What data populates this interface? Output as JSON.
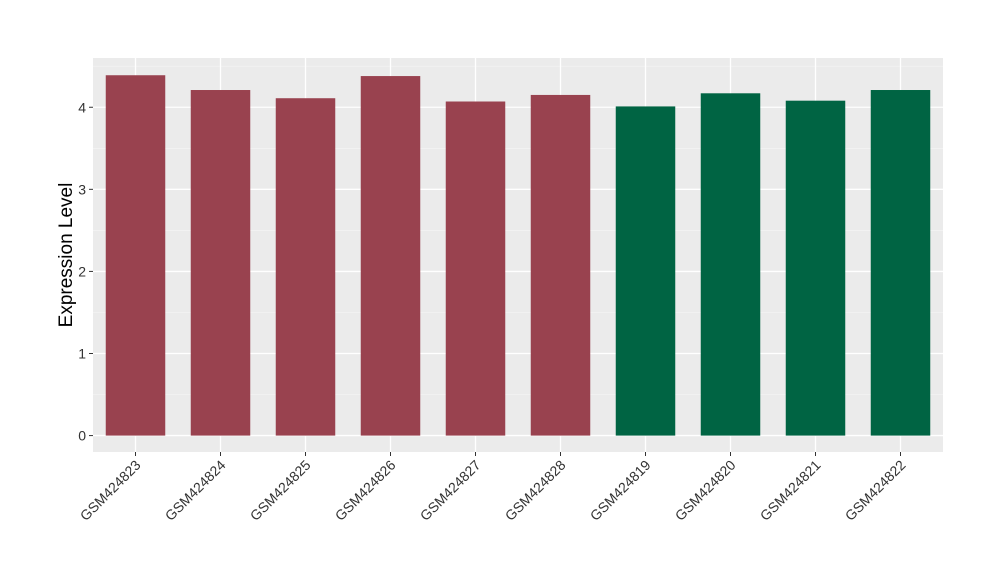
{
  "chart_data": {
    "type": "bar",
    "title": "",
    "xlabel": "",
    "ylabel": "Expression Level",
    "ylim": [
      -0.2,
      4.6
    ],
    "yticks": [
      0,
      1,
      2,
      3,
      4
    ],
    "grid": true,
    "panel_background": "#EBEBEB",
    "categories": [
      "GSM424823",
      "GSM424824",
      "GSM424825",
      "GSM424826",
      "GSM424827",
      "GSM424828",
      "GSM424819",
      "GSM424820",
      "GSM424821",
      "GSM424822"
    ],
    "values": [
      4.39,
      4.21,
      4.11,
      4.38,
      4.07,
      4.15,
      4.01,
      4.17,
      4.08,
      4.21
    ],
    "bar_colors": [
      "#99424F",
      "#99424F",
      "#99424F",
      "#99424F",
      "#99424F",
      "#99424F",
      "#006443",
      "#006443",
      "#006443",
      "#006443"
    ]
  }
}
--------------------------------
▸ **WHAT THE EXERCISE ASKS**
Make an exact copy of every entry above, minus the images.

▸ **EXERCISE SOLUTION**
What data populates this interface? Output as JSON.
{
  "chart_data": {
    "type": "bar",
    "title": "",
    "xlabel": "",
    "ylabel": "Expression Level",
    "ylim": [
      -0.2,
      4.6
    ],
    "yticks": [
      0,
      1,
      2,
      3,
      4
    ],
    "grid": true,
    "panel_background": "#EBEBEB",
    "categories": [
      "GSM424823",
      "GSM424824",
      "GSM424825",
      "GSM424826",
      "GSM424827",
      "GSM424828",
      "GSM424819",
      "GSM424820",
      "GSM424821",
      "GSM424822"
    ],
    "values": [
      4.39,
      4.21,
      4.11,
      4.38,
      4.07,
      4.15,
      4.01,
      4.17,
      4.08,
      4.21
    ],
    "bar_colors": [
      "#99424F",
      "#99424F",
      "#99424F",
      "#99424F",
      "#99424F",
      "#99424F",
      "#006443",
      "#006443",
      "#006443",
      "#006443"
    ]
  }
}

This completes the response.